** Records **
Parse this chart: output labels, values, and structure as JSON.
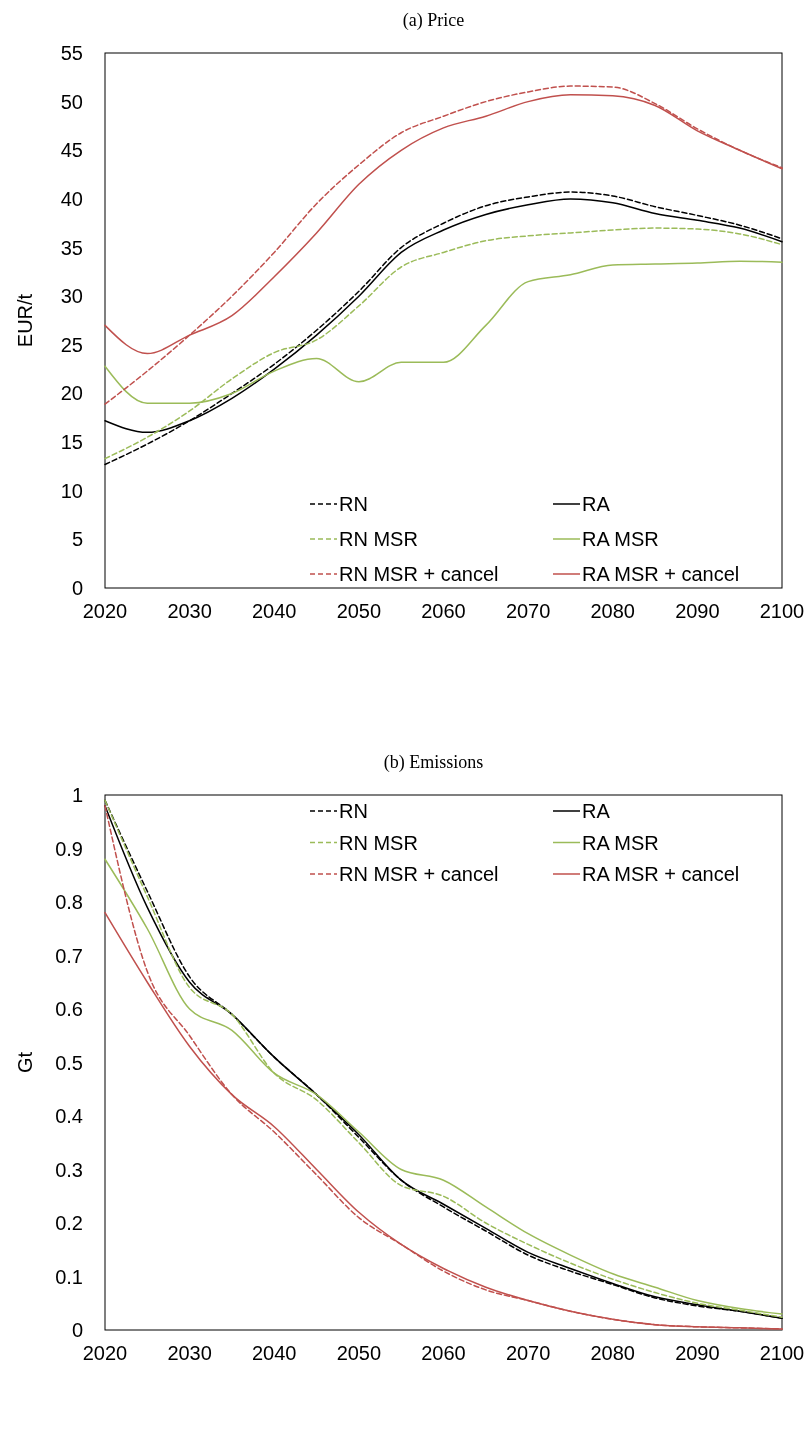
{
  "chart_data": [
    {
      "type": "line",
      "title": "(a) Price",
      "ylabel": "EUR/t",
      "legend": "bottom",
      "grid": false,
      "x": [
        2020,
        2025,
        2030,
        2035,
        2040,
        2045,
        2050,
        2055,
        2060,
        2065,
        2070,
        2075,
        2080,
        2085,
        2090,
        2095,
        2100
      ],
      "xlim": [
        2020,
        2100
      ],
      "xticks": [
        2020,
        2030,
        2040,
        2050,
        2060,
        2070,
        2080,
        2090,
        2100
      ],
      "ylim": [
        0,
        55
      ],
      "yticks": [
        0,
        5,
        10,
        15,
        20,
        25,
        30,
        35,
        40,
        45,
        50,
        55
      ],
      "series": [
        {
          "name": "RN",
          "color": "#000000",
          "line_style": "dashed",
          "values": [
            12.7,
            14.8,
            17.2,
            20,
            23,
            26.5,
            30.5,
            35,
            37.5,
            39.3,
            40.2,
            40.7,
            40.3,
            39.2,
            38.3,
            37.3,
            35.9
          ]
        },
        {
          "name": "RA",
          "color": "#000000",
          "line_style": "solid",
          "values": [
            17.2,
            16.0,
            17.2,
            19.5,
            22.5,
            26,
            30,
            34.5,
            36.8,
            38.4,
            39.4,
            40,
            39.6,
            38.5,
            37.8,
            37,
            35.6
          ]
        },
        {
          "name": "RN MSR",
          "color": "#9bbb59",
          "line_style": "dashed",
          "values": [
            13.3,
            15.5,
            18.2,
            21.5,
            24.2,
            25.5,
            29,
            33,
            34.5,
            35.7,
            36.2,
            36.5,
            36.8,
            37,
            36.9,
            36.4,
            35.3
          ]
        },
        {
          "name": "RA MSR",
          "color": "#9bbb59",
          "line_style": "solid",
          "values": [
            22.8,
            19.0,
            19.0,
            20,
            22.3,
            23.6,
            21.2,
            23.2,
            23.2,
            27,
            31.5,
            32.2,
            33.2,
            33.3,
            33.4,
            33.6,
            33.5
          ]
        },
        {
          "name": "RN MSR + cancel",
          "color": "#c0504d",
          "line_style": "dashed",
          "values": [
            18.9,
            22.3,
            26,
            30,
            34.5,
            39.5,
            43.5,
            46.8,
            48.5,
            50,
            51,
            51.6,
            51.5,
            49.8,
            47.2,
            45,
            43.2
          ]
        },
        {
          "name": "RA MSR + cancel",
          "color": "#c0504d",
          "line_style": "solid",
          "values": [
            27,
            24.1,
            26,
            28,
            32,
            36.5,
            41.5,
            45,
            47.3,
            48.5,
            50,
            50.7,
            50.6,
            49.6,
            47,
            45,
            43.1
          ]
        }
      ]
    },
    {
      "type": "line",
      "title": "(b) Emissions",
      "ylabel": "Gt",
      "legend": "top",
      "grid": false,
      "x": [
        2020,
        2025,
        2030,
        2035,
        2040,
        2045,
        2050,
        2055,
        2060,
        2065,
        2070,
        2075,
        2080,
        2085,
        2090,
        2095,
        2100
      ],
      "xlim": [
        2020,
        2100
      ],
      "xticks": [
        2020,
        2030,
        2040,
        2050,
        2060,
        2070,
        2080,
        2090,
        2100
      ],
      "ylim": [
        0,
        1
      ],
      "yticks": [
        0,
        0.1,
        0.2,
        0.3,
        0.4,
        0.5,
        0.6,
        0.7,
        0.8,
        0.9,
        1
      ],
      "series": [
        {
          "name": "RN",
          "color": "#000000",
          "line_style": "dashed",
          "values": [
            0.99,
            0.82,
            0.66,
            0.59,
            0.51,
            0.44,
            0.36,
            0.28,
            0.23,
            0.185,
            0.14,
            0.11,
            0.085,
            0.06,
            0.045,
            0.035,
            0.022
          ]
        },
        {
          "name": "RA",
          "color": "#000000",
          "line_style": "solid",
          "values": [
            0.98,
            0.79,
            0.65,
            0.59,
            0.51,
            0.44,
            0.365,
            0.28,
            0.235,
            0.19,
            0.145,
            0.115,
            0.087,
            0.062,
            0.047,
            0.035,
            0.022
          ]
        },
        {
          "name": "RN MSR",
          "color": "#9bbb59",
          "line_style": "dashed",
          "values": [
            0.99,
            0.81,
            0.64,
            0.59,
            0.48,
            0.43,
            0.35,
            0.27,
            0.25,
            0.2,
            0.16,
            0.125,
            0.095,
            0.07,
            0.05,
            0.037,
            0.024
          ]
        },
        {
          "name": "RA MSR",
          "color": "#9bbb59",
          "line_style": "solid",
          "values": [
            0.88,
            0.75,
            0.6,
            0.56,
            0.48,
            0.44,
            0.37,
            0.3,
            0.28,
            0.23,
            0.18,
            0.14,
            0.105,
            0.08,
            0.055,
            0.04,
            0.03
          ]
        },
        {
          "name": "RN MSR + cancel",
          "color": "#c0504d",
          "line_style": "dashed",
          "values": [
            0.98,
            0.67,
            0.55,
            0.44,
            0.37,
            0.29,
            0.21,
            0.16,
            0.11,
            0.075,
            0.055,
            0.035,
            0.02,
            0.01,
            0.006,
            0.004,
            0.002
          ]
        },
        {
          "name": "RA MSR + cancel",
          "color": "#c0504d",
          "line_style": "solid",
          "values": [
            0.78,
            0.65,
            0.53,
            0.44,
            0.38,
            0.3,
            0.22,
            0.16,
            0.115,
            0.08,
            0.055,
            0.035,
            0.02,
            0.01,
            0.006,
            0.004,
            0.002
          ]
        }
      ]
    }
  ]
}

** Set exercise **
Transcribe the entries above verbatim, omitting their pictures.

** Solved exercise **
Parse this chart: output labels, values, and structure as JSON.
{
  "chart_data": [
    {
      "type": "line",
      "title": "(a) Price",
      "ylabel": "EUR/t",
      "legend": "bottom",
      "grid": false,
      "x": [
        2020,
        2025,
        2030,
        2035,
        2040,
        2045,
        2050,
        2055,
        2060,
        2065,
        2070,
        2075,
        2080,
        2085,
        2090,
        2095,
        2100
      ],
      "xlim": [
        2020,
        2100
      ],
      "xticks": [
        2020,
        2030,
        2040,
        2050,
        2060,
        2070,
        2080,
        2090,
        2100
      ],
      "ylim": [
        0,
        55
      ],
      "yticks": [
        0,
        5,
        10,
        15,
        20,
        25,
        30,
        35,
        40,
        45,
        50,
        55
      ],
      "series": [
        {
          "name": "RN",
          "color": "#000000",
          "line_style": "dashed",
          "values": [
            12.7,
            14.8,
            17.2,
            20,
            23,
            26.5,
            30.5,
            35,
            37.5,
            39.3,
            40.2,
            40.7,
            40.3,
            39.2,
            38.3,
            37.3,
            35.9
          ]
        },
        {
          "name": "RA",
          "color": "#000000",
          "line_style": "solid",
          "values": [
            17.2,
            16.0,
            17.2,
            19.5,
            22.5,
            26,
            30,
            34.5,
            36.8,
            38.4,
            39.4,
            40,
            39.6,
            38.5,
            37.8,
            37,
            35.6
          ]
        },
        {
          "name": "RN MSR",
          "color": "#9bbb59",
          "line_style": "dashed",
          "values": [
            13.3,
            15.5,
            18.2,
            21.5,
            24.2,
            25.5,
            29,
            33,
            34.5,
            35.7,
            36.2,
            36.5,
            36.8,
            37,
            36.9,
            36.4,
            35.3
          ]
        },
        {
          "name": "RA MSR",
          "color": "#9bbb59",
          "line_style": "solid",
          "values": [
            22.8,
            19.0,
            19.0,
            20,
            22.3,
            23.6,
            21.2,
            23.2,
            23.2,
            27,
            31.5,
            32.2,
            33.2,
            33.3,
            33.4,
            33.6,
            33.5
          ]
        },
        {
          "name": "RN MSR + cancel",
          "color": "#c0504d",
          "line_style": "dashed",
          "values": [
            18.9,
            22.3,
            26,
            30,
            34.5,
            39.5,
            43.5,
            46.8,
            48.5,
            50,
            51,
            51.6,
            51.5,
            49.8,
            47.2,
            45,
            43.2
          ]
        },
        {
          "name": "RA MSR + cancel",
          "color": "#c0504d",
          "line_style": "solid",
          "values": [
            27,
            24.1,
            26,
            28,
            32,
            36.5,
            41.5,
            45,
            47.3,
            48.5,
            50,
            50.7,
            50.6,
            49.6,
            47,
            45,
            43.1
          ]
        }
      ]
    },
    {
      "type": "line",
      "title": "(b) Emissions",
      "ylabel": "Gt",
      "legend": "top",
      "grid": false,
      "x": [
        2020,
        2025,
        2030,
        2035,
        2040,
        2045,
        2050,
        2055,
        2060,
        2065,
        2070,
        2075,
        2080,
        2085,
        2090,
        2095,
        2100
      ],
      "xlim": [
        2020,
        2100
      ],
      "xticks": [
        2020,
        2030,
        2040,
        2050,
        2060,
        2070,
        2080,
        2090,
        2100
      ],
      "ylim": [
        0,
        1
      ],
      "yticks": [
        0,
        0.1,
        0.2,
        0.3,
        0.4,
        0.5,
        0.6,
        0.7,
        0.8,
        0.9,
        1
      ],
      "series": [
        {
          "name": "RN",
          "color": "#000000",
          "line_style": "dashed",
          "values": [
            0.99,
            0.82,
            0.66,
            0.59,
            0.51,
            0.44,
            0.36,
            0.28,
            0.23,
            0.185,
            0.14,
            0.11,
            0.085,
            0.06,
            0.045,
            0.035,
            0.022
          ]
        },
        {
          "name": "RA",
          "color": "#000000",
          "line_style": "solid",
          "values": [
            0.98,
            0.79,
            0.65,
            0.59,
            0.51,
            0.44,
            0.365,
            0.28,
            0.235,
            0.19,
            0.145,
            0.115,
            0.087,
            0.062,
            0.047,
            0.035,
            0.022
          ]
        },
        {
          "name": "RN MSR",
          "color": "#9bbb59",
          "line_style": "dashed",
          "values": [
            0.99,
            0.81,
            0.64,
            0.59,
            0.48,
            0.43,
            0.35,
            0.27,
            0.25,
            0.2,
            0.16,
            0.125,
            0.095,
            0.07,
            0.05,
            0.037,
            0.024
          ]
        },
        {
          "name": "RA MSR",
          "color": "#9bbb59",
          "line_style": "solid",
          "values": [
            0.88,
            0.75,
            0.6,
            0.56,
            0.48,
            0.44,
            0.37,
            0.3,
            0.28,
            0.23,
            0.18,
            0.14,
            0.105,
            0.08,
            0.055,
            0.04,
            0.03
          ]
        },
        {
          "name": "RN MSR + cancel",
          "color": "#c0504d",
          "line_style": "dashed",
          "values": [
            0.98,
            0.67,
            0.55,
            0.44,
            0.37,
            0.29,
            0.21,
            0.16,
            0.11,
            0.075,
            0.055,
            0.035,
            0.02,
            0.01,
            0.006,
            0.004,
            0.002
          ]
        },
        {
          "name": "RA MSR + cancel",
          "color": "#c0504d",
          "line_style": "solid",
          "values": [
            0.78,
            0.65,
            0.53,
            0.44,
            0.38,
            0.3,
            0.22,
            0.16,
            0.115,
            0.08,
            0.055,
            0.035,
            0.02,
            0.01,
            0.006,
            0.004,
            0.002
          ]
        }
      ]
    }
  ]
}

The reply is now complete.